Dataset records:

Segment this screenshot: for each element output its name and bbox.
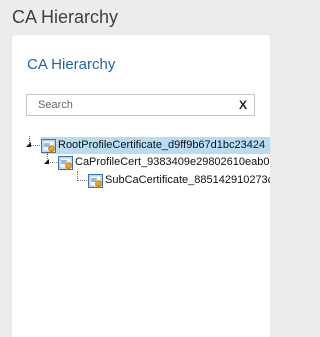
certificate-icon (58, 155, 73, 170)
ca-tree: RootProfileCertificate_d9ff9b67d1bc23424… (12, 35, 270, 337)
tree-node-label: CaProfileCert_9383409e29802610eab0 (75, 156, 270, 168)
tree-node-root[interactable]: RootProfileCertificate_d9ff9b67d1bc23424 (41, 137, 270, 154)
collapse-arrow-icon[interactable] (43, 158, 50, 165)
tree-node-ca[interactable]: CaProfileCert_9383409e29802610eab0 (58, 154, 270, 171)
collapse-arrow-icon[interactable] (25, 141, 32, 148)
page-title: CA Hierarchy (12, 7, 119, 27)
certificate-icon (41, 138, 56, 153)
ca-hierarchy-panel: CA Hierarchy X RootProfileCertifi (12, 35, 270, 337)
tree-node-label: RootProfileCertificate_d9ff9b67d1bc23424 (58, 139, 266, 151)
tree-node-label: SubCaCertificate_885142910273cb (105, 174, 270, 186)
certificate-icon (88, 173, 103, 188)
tree-node-subca[interactable]: SubCaCertificate_885142910273cb (88, 172, 270, 189)
tree-connector (77, 180, 87, 181)
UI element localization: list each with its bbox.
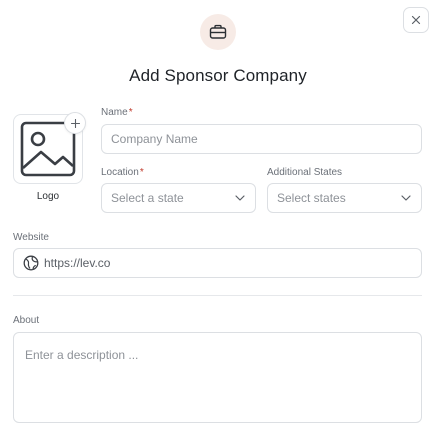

Written request: Give everything in the material from the line that contains "certificate-icon (58, 155, 73, 170)" down to the line that contains "tree-connector (77, 180, 87, 181)", both included, as a Markdown table with the columns Row and Line, numbering each line and leaving out blank lines.

Exercise result:
| Row | Line |
|---|---|
| 1 | certificate-icon (58, 155, 73, 170) |
| 2 | ca-tree: RootProfileCertificate_d9ff9b67d1bc23424… (12, 35, 270, 337) |
| 3 | tree-node-label: CaProfileCert_9383409e29802610eab0 (75, 156, 270, 168) |
| 4 | tree-node-root[interactable]: RootProfileCertificate_d9ff9b67d1bc23424 (41, 137, 270, 154) |
| 5 | collapse-arrow-icon[interactable] (43, 158, 50, 165) |
| 6 | tree-node-ca[interactable]: CaProfileCert_9383409e29802610eab0 (58, 154, 270, 171) |
| 7 | collapse-arrow-icon[interactable] (25, 141, 32, 148) |
| 8 | page-title: CA Hierarchy (12, 7, 119, 27) |
| 9 | certificate-icon (41, 138, 56, 153) |
| 10 | ca-hierarchy-panel: CA Hierarchy X RootProfileCertifi (12, 35, 270, 337) |
| 11 | tree-node-label: RootProfileCertificate_d9ff9b67d1bc23424 (58, 139, 266, 151) |
| 12 | tree-node-label: SubCaCertificate_885142910273cb (105, 174, 270, 186) |
| 13 | certificate-icon (88, 173, 103, 188) |
| 14 | tree-node-subca[interactable]: SubCaCertificate_885142910273cb (88, 172, 270, 189) |
| 15 | tree-connector (77, 180, 87, 181) |